[Lines of data]
========================================================================
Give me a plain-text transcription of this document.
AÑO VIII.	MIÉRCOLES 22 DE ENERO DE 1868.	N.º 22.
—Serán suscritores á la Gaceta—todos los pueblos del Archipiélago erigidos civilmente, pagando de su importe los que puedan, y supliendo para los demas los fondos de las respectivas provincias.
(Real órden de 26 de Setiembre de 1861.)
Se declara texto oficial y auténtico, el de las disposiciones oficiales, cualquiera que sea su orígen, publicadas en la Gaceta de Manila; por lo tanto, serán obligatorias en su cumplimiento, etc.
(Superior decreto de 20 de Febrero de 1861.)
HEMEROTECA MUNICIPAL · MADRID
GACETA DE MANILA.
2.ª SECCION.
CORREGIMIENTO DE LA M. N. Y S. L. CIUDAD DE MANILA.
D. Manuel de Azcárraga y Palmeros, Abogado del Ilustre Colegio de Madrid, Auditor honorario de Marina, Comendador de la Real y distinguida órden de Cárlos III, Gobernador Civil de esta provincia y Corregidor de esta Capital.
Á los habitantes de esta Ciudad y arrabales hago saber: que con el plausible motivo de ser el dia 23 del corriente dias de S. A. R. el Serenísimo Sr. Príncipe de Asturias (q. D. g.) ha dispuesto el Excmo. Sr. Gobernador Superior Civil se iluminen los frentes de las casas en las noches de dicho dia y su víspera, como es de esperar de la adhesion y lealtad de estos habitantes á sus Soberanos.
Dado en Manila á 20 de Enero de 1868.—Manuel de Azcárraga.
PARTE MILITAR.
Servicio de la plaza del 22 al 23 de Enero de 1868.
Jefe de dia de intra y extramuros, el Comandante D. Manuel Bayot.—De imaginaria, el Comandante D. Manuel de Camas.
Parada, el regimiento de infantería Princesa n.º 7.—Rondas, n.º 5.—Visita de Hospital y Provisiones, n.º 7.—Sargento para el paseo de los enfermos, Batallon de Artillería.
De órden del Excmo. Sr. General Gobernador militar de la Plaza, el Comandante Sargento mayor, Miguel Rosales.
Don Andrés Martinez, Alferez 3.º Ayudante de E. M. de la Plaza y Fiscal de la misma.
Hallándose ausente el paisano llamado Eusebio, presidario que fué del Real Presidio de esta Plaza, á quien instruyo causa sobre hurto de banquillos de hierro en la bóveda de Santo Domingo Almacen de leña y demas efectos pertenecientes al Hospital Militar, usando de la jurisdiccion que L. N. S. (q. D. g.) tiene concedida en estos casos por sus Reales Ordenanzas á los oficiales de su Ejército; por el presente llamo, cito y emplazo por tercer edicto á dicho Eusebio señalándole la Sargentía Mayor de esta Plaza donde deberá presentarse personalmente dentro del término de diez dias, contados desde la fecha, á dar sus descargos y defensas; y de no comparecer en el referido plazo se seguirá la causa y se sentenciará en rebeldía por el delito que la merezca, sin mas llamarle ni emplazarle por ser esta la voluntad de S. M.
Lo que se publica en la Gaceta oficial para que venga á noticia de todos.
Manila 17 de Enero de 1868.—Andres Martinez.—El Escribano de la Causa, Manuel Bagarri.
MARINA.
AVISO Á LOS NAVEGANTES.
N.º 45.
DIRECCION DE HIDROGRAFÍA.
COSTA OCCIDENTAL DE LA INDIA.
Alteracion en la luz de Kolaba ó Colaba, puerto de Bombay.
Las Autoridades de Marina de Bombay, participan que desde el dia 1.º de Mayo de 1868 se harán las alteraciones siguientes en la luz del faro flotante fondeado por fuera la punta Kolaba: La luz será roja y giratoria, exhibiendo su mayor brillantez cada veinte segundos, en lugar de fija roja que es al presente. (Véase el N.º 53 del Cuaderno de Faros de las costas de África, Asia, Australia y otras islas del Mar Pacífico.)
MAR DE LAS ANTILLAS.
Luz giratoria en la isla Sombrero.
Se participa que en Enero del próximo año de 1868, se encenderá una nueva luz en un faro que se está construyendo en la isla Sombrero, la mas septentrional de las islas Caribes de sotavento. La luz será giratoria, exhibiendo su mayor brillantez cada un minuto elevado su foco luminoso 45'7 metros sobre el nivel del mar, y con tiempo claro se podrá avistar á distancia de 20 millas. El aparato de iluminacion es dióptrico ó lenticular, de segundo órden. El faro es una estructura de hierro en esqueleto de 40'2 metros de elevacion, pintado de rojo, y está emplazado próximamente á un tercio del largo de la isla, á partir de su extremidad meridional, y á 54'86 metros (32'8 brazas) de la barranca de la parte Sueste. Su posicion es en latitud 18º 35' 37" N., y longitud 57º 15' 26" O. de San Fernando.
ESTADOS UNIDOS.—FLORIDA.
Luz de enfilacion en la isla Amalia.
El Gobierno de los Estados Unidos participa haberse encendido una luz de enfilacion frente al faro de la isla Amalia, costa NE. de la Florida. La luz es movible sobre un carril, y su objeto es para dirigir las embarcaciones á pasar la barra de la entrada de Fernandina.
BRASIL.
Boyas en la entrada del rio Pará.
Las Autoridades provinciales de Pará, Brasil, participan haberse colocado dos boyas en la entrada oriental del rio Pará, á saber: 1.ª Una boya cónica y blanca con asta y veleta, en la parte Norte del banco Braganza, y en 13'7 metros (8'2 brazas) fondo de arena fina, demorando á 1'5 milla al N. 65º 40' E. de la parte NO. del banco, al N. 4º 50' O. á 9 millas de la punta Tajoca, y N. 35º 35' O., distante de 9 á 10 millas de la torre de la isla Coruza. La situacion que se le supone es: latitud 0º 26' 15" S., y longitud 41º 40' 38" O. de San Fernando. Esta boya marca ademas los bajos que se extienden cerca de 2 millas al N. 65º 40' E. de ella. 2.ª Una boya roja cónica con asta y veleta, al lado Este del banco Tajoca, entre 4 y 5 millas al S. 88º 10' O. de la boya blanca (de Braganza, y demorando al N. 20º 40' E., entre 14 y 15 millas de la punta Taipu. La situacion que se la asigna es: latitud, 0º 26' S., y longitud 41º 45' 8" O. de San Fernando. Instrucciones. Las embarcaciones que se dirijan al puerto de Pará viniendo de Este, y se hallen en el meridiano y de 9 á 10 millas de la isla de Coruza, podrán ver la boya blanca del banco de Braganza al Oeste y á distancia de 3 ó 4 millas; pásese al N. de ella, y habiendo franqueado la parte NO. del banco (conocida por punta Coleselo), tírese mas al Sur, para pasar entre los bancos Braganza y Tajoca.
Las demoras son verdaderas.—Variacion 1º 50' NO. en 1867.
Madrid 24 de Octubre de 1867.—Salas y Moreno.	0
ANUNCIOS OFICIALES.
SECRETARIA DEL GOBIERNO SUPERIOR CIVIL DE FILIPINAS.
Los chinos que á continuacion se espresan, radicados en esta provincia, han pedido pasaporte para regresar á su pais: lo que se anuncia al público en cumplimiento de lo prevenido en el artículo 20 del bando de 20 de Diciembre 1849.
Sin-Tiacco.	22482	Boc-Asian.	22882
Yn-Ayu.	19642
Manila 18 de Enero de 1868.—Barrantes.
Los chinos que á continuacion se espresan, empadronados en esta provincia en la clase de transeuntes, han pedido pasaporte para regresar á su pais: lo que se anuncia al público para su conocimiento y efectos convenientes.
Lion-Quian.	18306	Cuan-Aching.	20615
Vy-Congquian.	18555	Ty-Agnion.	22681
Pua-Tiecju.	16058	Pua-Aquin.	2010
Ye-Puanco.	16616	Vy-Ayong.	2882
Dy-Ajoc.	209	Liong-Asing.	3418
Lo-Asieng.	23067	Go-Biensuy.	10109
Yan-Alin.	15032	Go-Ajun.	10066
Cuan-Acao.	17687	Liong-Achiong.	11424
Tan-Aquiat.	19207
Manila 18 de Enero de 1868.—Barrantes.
========================================================================
-- Given exercise --
Every line above should be written out again exactly as it stands.

-- The response --
Give me a plain-text transcription of this document.
AÑO VIII.	MIÉRCOLES 22 DE ENERO DE 1868.	N.º 22.
—Serán suscritores á la Gaceta—todos los pueblos del Archipiélago erigidos civilmente, pagando de su importe los que puedan, y supliendo para los demas los fondos de las respectivas provincias.
(Real órden de 26 de Setiembre de 1861.)
Se declara texto oficial y auténtico, el de las disposiciones oficiales, cualquiera que sea su orígen, publicadas en la Gaceta de Manila; por lo tanto, serán obligatorias en su cumplimiento, etc.
(Superior decreto de 20 de Febrero de 1861.)
HEMEROTECA MUNICIPAL · MADRID
GACETA DE MANILA.
2.ª SECCION.
CORREGIMIENTO DE LA M. N. Y S. L. CIUDAD DE MANILA.
D. Manuel de Azcárraga y Palmeros, Abogado del Ilustre Colegio de Madrid, Auditor honorario de Marina, Comendador de la Real y distinguida órden de Cárlos III, Gobernador Civil de esta provincia y Corregidor de esta Capital.
Á los habitantes de esta Ciudad y arrabales hago saber: que con el plausible motivo de ser el dia 23 del corriente dias de S. A. R. el Serenísimo Sr. Príncipe de Asturias (q. D. g.) ha dispuesto el Excmo. Sr. Gobernador Superior Civil se iluminen los frentes de las casas en las noches de dicho dia y su víspera, como es de esperar de la adhesion y lealtad de estos habitantes á sus Soberanos.
Dado en Manila á 20 de Enero de 1868.—Manuel de Azcárraga.
PARTE MILITAR.
Servicio de la plaza del 22 al 23 de Enero de 1868.
Jefe de dia de intra y extramuros, el Comandante D. Manuel Bayot.—De imaginaria, el Comandante D. Manuel de Camas.
Parada, el regimiento de infantería Princesa n.º 7.—Rondas, n.º 5.—Visita de Hospital y Provisiones, n.º 7.—Sargento para el paseo de los enfermos, Batallon de Artillería.
De órden del Excmo. Sr. General Gobernador militar de la Plaza, el Comandante Sargento mayor, Miguel Rosales.
Don Andrés Martinez, Alferez 3.º Ayudante de E. M. de la Plaza y Fiscal de la misma.
Hallándose ausente el paisano llamado Eusebio, presidario que fué del Real Presidio de esta Plaza, á quien instruyo causa sobre hurto de banquillos de hierro en la bóveda de Santo Domingo Almacen de leña y demas efectos pertenecientes al Hospital Militar, usando de la jurisdiccion que L. N. S. (q. D. g.) tiene concedida en estos casos por sus Reales Ordenanzas á los oficiales de su Ejército; por el presente llamo, cito y emplazo por tercer edicto á dicho Eusebio señalándole la Sargentía Mayor de esta Plaza donde deberá presentarse personalmente dentro del término de diez dias, contados desde la fecha, á dar sus descargos y defensas; y de no comparecer en el referido plazo se seguirá la causa y se sentenciará en rebeldía por el delito que la merezca, sin mas llamarle ni emplazarle por ser esta la voluntad de S. M.
Lo que se publica en la Gaceta oficial para que venga á noticia de todos.
Manila 17 de Enero de 1868.—Andres Martinez.—El Escribano de la Causa, Manuel Bagarri.
MARINA.
AVISO Á LOS NAVEGANTES.
N.º 45.
DIRECCION DE HIDROGRAFÍA.
COSTA OCCIDENTAL DE LA INDIA.
Alteracion en la luz de Kolaba ó Colaba, puerto de Bombay.
Las Autoridades de Marina de Bombay, participan que desde el dia 1.º de Mayo de 1868 se harán las alteraciones siguientes en la luz del faro flotante fondeado por fuera la punta Kolaba: La luz será roja y giratoria, exhibiendo su mayor brillantez cada veinte segundos, en lugar de fija roja que es al presente. (Véase el N.º 53 del Cuaderno de Faros de las costas de África, Asia, Australia y otras islas del Mar Pacífico.)
MAR DE LAS ANTILLAS.
Luz giratoria en la isla Sombrero.
Se participa que en Enero del próximo año de 1868, se encenderá una nueva luz en un faro que se está construyendo en la isla Sombrero, la mas septentrional de las islas Caribes de sotavento. La luz será giratoria, exhibiendo su mayor brillantez cada un minuto elevado su foco luminoso 45'7 metros sobre el nivel del mar, y con tiempo claro se podrá avistar á distancia de 20 millas. El aparato de iluminacion es dióptrico ó lenticular, de segundo órden. El faro es una estructura de hierro en esqueleto de 40'2 metros de elevacion, pintado de rojo, y está emplazado próximamente á un tercio del largo de la isla, á partir de su extremidad meridional, y á 54'86 metros (32'8 brazas) de la barranca de la parte Sueste. Su posicion es en latitud 18º 35' 37" N., y longitud 57º 15' 26" O. de San Fernando.
ESTADOS UNIDOS.—FLORIDA.
Luz de enfilacion en la isla Amalia.
El Gobierno de los Estados Unidos participa haberse encendido una luz de enfilacion frente al faro de la isla Amalia, costa NE. de la Florida. La luz es movible sobre un carril, y su objeto es para dirigir las embarcaciones á pasar la barra de la entrada de Fernandina.
BRASIL.
Boyas en la entrada del rio Pará.
Las Autoridades provinciales de Pará, Brasil, participan haberse colocado dos boyas en la entrada oriental del rio Pará, á saber: 1.ª Una boya cónica y blanca con asta y veleta, en la parte Norte del banco Braganza, y en 13'7 metros (8'2 brazas) fondo de arena fina, demorando á 1'5 milla al N. 65º 40' E. de la parte NO. del banco, al N. 4º 50' O. á 9 millas de la punta Tajoca, y N. 35º 35' O., distante de 9 á 10 millas de la torre de la isla Coruza. La situacion que se le supone es: latitud 0º 26' 15" S., y longitud 41º 40' 38" O. de San Fernando. Esta boya marca ademas los bajos que se extienden cerca de 2 millas al N. 65º 40' E. de ella. 2.ª Una boya roja cónica con asta y veleta, al lado Este del banco Tajoca, entre 4 y 5 millas al S. 88º 10' O. de la boya blanca (de Braganza, y demorando al N. 20º 40' E., entre 14 y 15 millas de la punta Taipu. La situacion que se la asigna es: latitud, 0º 26' S., y longitud 41º 45' 8" O. de San Fernando. Instrucciones. Las embarcaciones que se dirijan al puerto de Pará viniendo de Este, y se hallen en el meridiano y de 9 á 10 millas de la isla de Coruza, podrán ver la boya blanca del banco de Braganza al Oeste y á distancia de 3 ó 4 millas; pásese al N. de ella, y habiendo franqueado la parte NO. del banco (conocida por punta Coleselo), tírese mas al Sur, para pasar entre los bancos Braganza y Tajoca.
Las demoras son verdaderas.—Variacion 1º 50' NO. en 1867.
Madrid 24 de Octubre de 1867.—Salas y Moreno.	0
ANUNCIOS OFICIALES.
SECRETARIA DEL GOBIERNO SUPERIOR CIVIL DE FILIPINAS.
Los chinos que á continuacion se espresan, radicados en esta provincia, han pedido pasaporte para regresar á su pais: lo que se anuncia al público en cumplimiento de lo prevenido en el artículo 20 del bando de 20 de Diciembre 1849.
Sin-Tiacco.	22482	Boc-Asian.	22882
Yn-Ayu.	19642
Manila 18 de Enero de 1868.—Barrantes.
Los chinos que á continuacion se espresan, empadronados en esta provincia en la clase de transeuntes, han pedido pasaporte para regresar á su pais: lo que se anuncia al público para su conocimiento y efectos convenientes.
Lion-Quian.	18306	Cuan-Aching.	20615
Vy-Congquian.	18555	Ty-Agnion.	22681
Pua-Tiecju.	16058	Pua-Aquin.	2010
Ye-Puanco.	16616	Vy-Ayong.	2882
Dy-Ajoc.	209	Liong-Asing.	3418
Lo-Asieng.	23067	Go-Biensuy.	10109
Yan-Alin.	15032	Go-Ajun.	10066
Cuan-Acao.	17687	Liong-Achiong.	11424
Tan-Aquiat.	19207
Manila 18 de Enero de 1868.—Barrantes.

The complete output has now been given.